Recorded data
____________________

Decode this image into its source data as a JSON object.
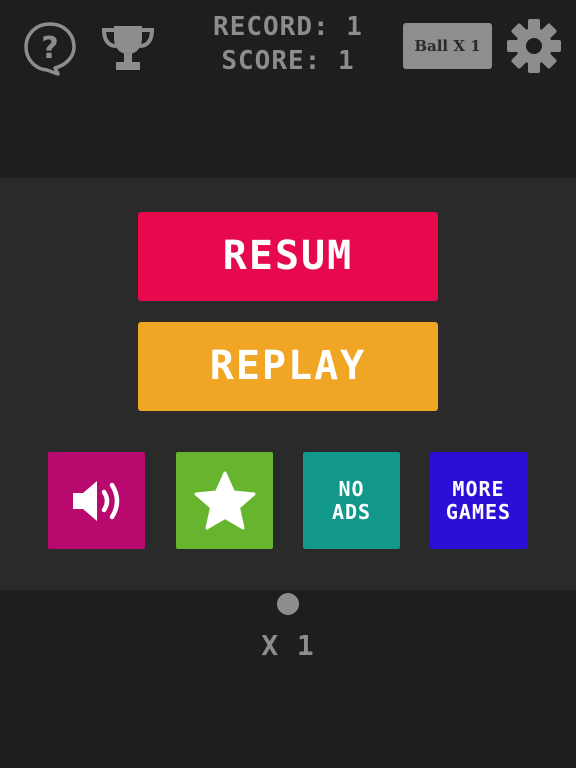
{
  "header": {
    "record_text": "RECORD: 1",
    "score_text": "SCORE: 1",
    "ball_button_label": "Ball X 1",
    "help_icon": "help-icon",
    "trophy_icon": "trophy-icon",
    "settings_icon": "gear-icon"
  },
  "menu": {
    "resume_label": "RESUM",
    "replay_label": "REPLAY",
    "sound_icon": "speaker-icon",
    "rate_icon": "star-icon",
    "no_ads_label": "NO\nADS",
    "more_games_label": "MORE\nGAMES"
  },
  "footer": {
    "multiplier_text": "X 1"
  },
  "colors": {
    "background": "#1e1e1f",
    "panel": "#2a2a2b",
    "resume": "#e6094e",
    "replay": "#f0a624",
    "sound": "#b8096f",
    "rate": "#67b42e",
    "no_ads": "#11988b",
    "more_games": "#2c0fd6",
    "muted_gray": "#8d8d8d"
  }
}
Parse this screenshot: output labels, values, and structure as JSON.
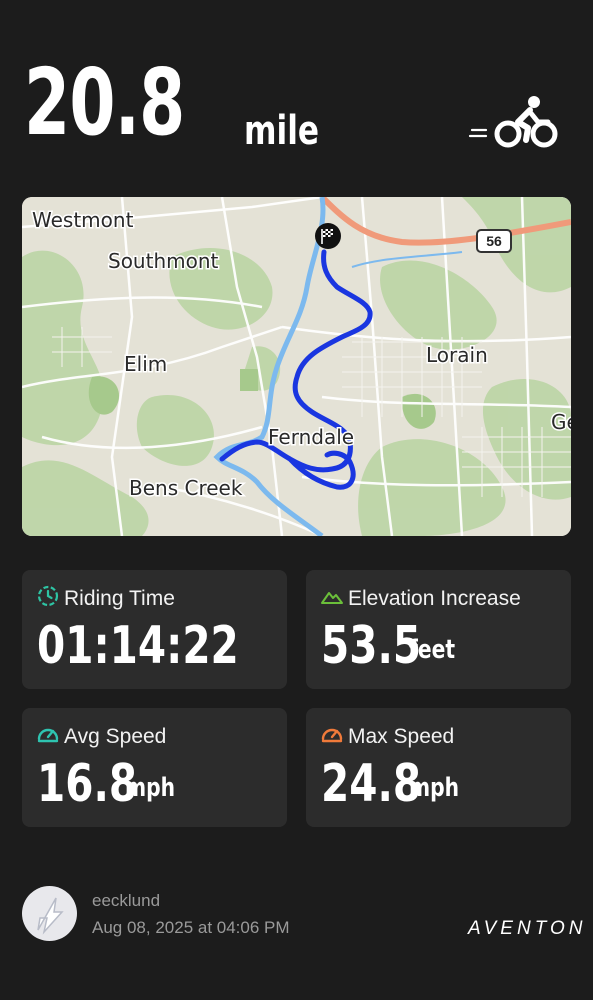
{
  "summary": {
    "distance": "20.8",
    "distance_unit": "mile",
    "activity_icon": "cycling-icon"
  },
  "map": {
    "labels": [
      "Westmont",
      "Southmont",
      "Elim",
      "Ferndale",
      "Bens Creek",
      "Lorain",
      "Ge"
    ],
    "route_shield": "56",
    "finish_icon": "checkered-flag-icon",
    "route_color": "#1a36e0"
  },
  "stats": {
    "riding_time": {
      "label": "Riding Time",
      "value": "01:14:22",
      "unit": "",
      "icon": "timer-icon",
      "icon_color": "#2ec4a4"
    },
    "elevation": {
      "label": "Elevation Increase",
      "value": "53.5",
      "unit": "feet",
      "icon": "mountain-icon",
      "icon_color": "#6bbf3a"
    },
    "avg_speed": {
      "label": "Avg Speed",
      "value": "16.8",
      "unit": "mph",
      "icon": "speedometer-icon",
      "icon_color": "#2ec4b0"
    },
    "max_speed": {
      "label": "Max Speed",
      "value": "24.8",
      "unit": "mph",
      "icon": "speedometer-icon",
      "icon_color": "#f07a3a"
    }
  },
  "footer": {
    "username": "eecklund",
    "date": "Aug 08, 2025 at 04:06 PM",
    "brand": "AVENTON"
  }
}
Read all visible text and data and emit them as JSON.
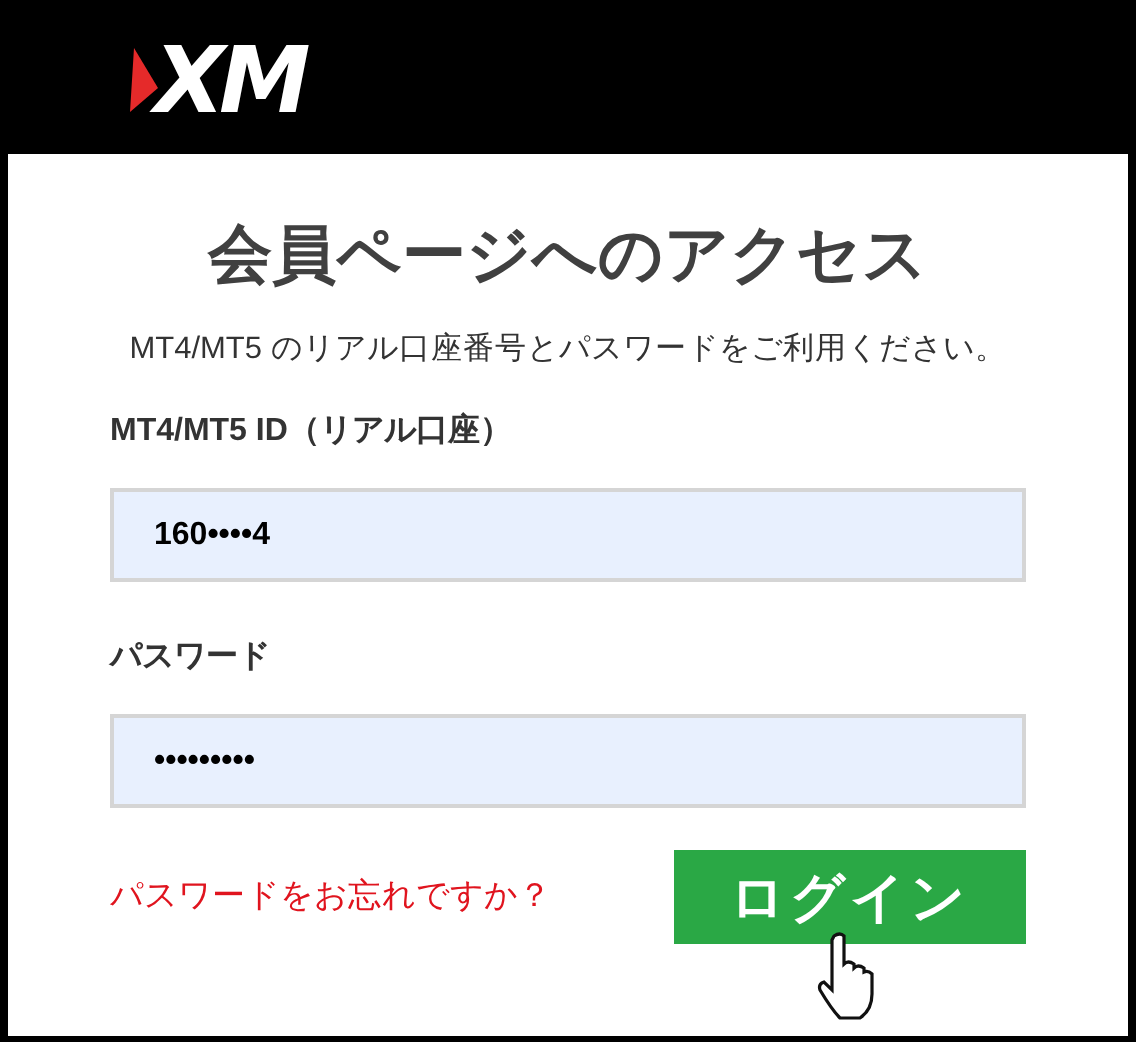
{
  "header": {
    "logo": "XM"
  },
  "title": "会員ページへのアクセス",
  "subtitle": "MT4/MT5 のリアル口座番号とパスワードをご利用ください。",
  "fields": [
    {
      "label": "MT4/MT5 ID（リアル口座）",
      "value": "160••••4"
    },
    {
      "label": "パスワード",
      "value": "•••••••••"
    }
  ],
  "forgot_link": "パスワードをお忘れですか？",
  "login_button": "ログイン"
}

____________________

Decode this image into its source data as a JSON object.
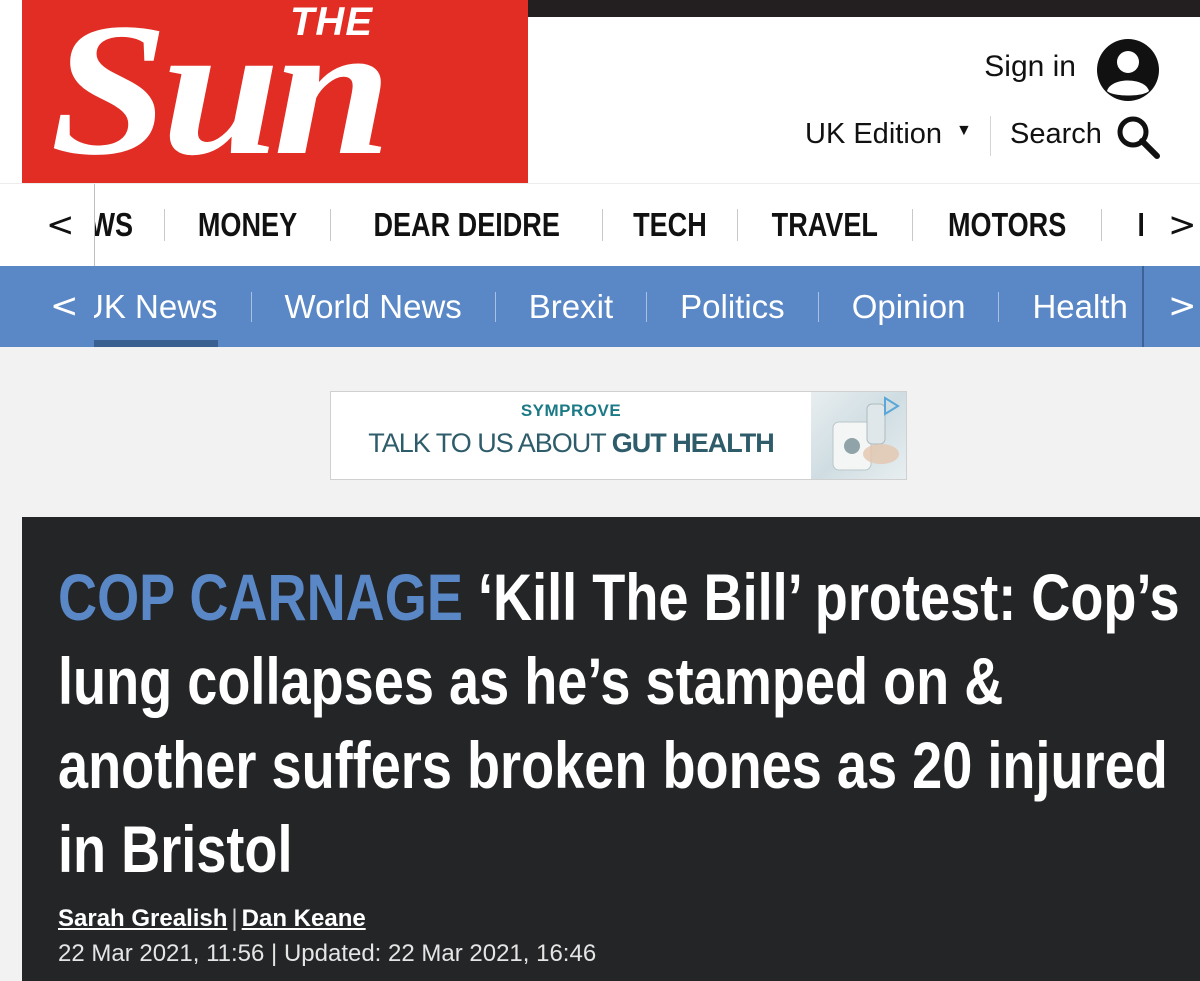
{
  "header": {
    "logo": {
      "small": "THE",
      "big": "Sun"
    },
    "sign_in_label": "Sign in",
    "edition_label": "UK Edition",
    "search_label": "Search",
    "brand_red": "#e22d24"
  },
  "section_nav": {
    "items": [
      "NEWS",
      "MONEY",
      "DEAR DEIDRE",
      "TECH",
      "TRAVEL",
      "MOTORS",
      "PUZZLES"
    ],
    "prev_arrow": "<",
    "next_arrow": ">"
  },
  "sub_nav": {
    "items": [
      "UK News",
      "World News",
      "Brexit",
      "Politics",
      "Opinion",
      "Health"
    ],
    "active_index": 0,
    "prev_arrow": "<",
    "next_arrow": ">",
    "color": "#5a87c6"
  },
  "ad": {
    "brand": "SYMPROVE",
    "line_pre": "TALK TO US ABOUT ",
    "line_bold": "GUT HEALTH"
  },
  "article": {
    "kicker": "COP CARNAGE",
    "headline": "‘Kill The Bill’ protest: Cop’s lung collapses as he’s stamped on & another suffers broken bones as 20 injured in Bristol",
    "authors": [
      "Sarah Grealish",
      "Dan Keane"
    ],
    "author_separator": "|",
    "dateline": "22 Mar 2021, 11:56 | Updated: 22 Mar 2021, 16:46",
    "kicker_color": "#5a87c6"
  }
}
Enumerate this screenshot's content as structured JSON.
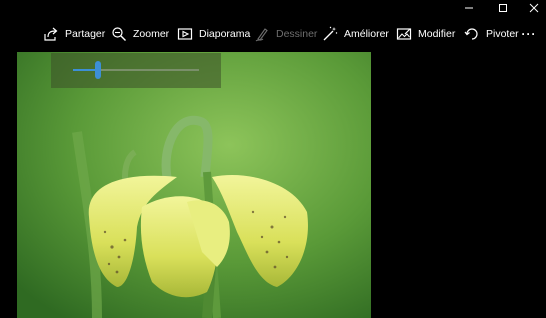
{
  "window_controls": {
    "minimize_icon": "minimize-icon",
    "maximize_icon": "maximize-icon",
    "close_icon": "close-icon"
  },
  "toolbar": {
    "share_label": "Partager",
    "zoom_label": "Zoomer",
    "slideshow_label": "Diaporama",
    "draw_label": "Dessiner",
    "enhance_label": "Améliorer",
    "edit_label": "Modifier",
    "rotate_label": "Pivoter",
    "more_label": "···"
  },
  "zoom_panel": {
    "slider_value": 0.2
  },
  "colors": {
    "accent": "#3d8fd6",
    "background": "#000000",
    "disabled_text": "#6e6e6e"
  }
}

____________________

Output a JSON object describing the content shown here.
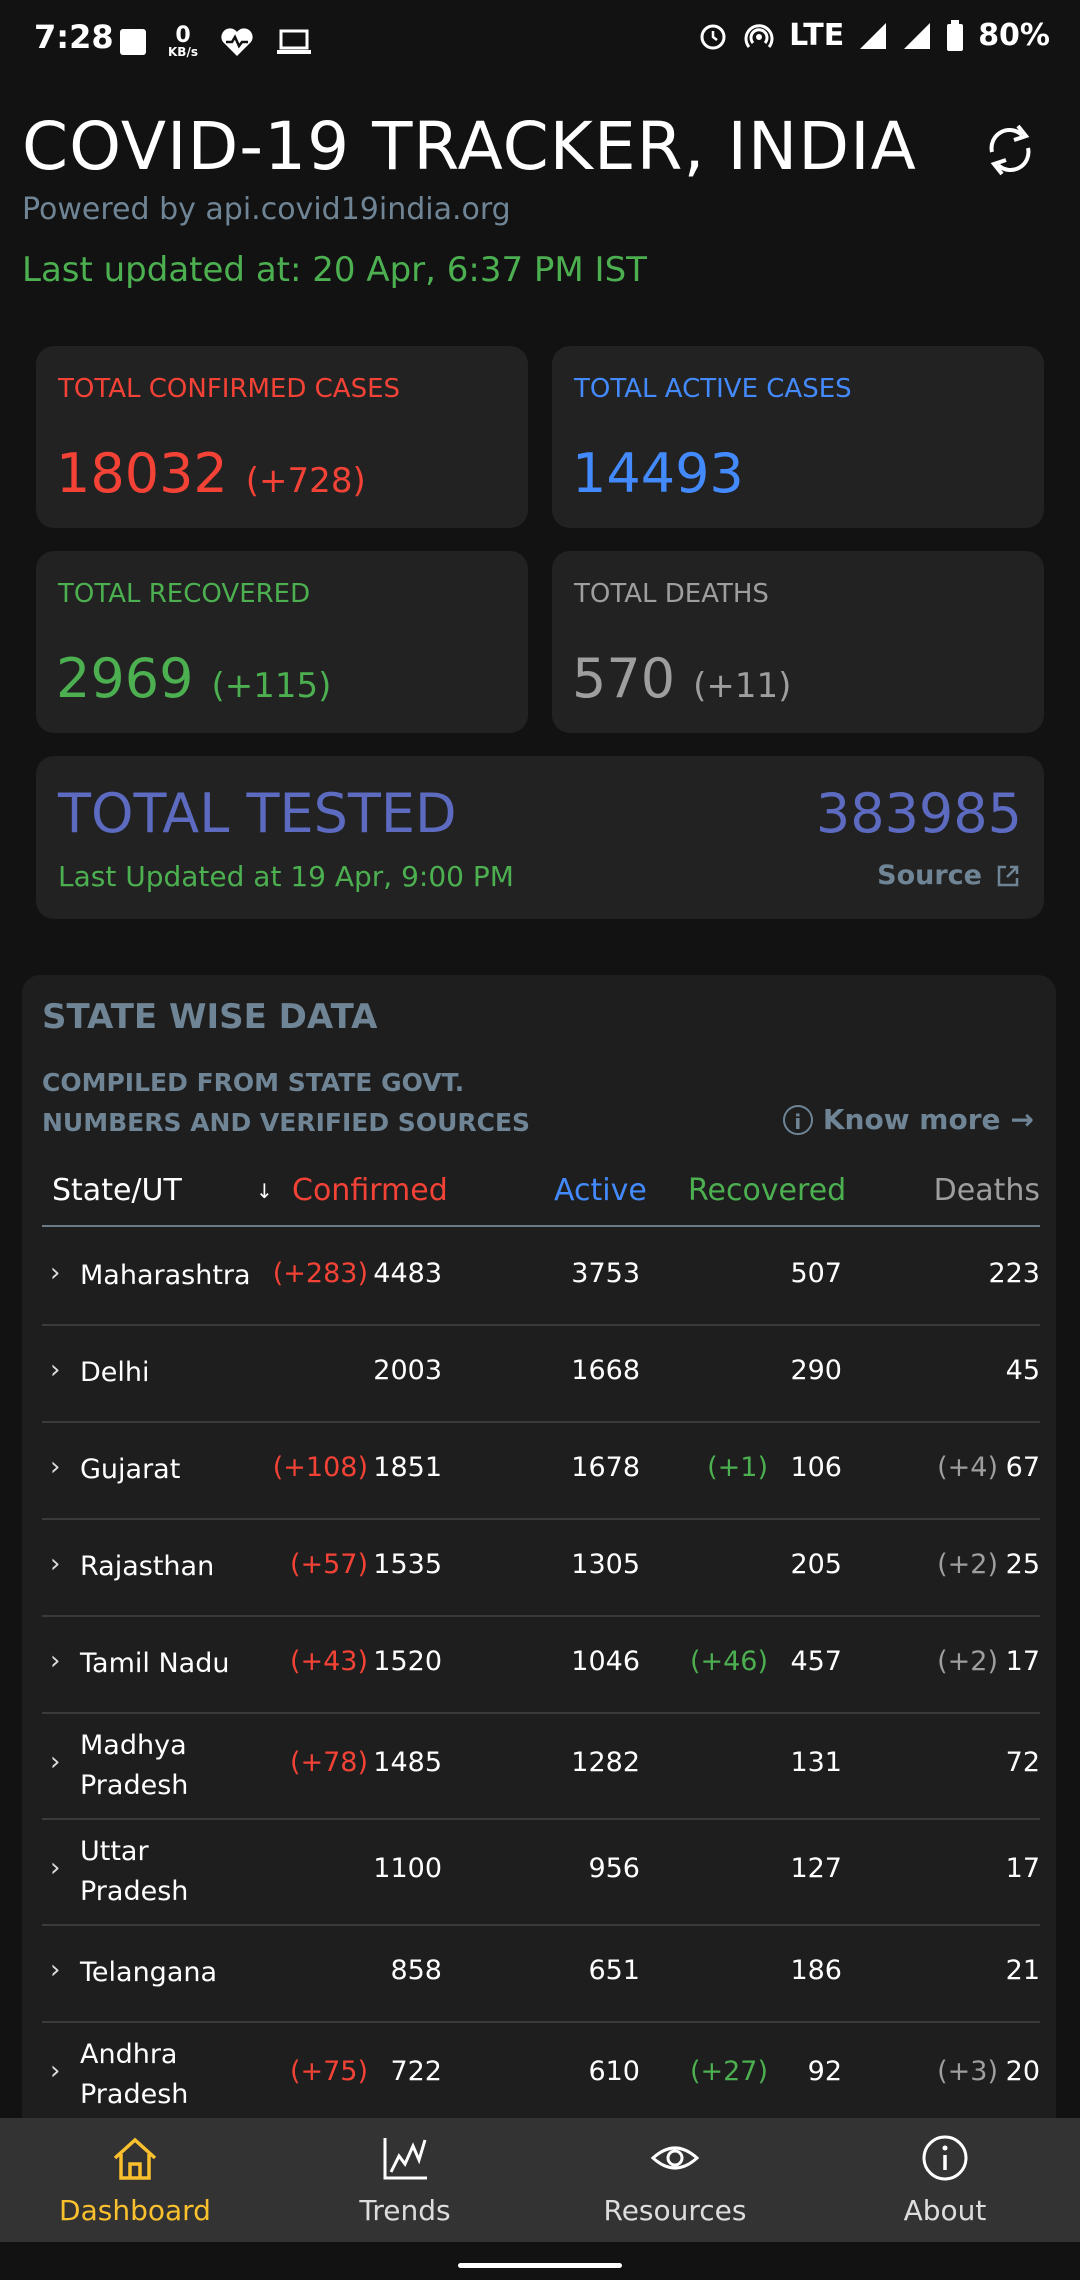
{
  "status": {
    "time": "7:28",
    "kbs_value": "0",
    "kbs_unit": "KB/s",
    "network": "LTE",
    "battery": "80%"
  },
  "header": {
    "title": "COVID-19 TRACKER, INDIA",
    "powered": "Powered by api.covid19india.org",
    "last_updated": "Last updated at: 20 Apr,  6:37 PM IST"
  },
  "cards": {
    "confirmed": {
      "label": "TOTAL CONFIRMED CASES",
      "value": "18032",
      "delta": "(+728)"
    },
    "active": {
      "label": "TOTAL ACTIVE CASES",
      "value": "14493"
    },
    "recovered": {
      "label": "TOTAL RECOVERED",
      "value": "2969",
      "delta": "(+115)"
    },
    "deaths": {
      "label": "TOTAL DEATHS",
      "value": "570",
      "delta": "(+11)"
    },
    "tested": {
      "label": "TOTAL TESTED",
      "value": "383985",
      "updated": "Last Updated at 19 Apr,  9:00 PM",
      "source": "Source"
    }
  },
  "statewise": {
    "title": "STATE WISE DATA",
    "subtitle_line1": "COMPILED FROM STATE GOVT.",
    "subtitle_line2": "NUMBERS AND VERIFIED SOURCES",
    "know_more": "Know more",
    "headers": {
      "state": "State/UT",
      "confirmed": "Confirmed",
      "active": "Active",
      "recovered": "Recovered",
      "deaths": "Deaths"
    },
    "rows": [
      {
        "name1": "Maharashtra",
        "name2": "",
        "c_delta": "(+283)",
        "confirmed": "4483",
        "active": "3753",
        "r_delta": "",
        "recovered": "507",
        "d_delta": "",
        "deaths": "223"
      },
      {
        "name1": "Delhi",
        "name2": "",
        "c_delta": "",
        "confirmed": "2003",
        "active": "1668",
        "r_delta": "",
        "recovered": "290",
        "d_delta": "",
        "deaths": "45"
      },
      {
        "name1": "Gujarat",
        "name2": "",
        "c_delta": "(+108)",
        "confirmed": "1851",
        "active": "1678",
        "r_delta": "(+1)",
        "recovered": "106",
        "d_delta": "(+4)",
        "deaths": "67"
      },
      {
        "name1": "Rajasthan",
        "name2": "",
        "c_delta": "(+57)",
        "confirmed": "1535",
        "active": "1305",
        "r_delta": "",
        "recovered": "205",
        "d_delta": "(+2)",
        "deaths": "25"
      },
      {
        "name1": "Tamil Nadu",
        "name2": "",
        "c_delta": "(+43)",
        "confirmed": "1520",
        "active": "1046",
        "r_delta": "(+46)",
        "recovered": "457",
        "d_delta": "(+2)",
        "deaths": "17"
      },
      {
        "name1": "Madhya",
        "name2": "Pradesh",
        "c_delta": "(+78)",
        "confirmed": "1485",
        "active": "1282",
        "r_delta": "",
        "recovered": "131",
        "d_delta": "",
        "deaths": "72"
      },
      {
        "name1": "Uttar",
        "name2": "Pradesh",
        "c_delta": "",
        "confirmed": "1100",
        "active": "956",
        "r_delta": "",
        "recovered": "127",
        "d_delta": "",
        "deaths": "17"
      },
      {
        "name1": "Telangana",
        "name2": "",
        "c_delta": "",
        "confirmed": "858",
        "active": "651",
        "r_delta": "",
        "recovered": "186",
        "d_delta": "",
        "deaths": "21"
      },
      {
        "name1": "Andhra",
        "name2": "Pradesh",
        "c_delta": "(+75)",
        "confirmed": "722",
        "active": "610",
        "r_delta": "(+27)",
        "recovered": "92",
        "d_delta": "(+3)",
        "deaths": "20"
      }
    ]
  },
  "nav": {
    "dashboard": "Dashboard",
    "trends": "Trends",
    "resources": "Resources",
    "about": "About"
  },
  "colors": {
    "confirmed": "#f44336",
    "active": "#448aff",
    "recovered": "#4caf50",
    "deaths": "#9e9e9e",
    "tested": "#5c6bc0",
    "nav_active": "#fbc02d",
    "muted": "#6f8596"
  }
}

____________________

WORK INSTRUCTIONS: From the listing above, pick out every line containing "Last".

EXPECTED OUTPUT:
    "last_updated": "Last updated at: 20 Apr,  6:37 PM IST"
      "updated": "Last Updated at 19 Apr,  9:00 PM",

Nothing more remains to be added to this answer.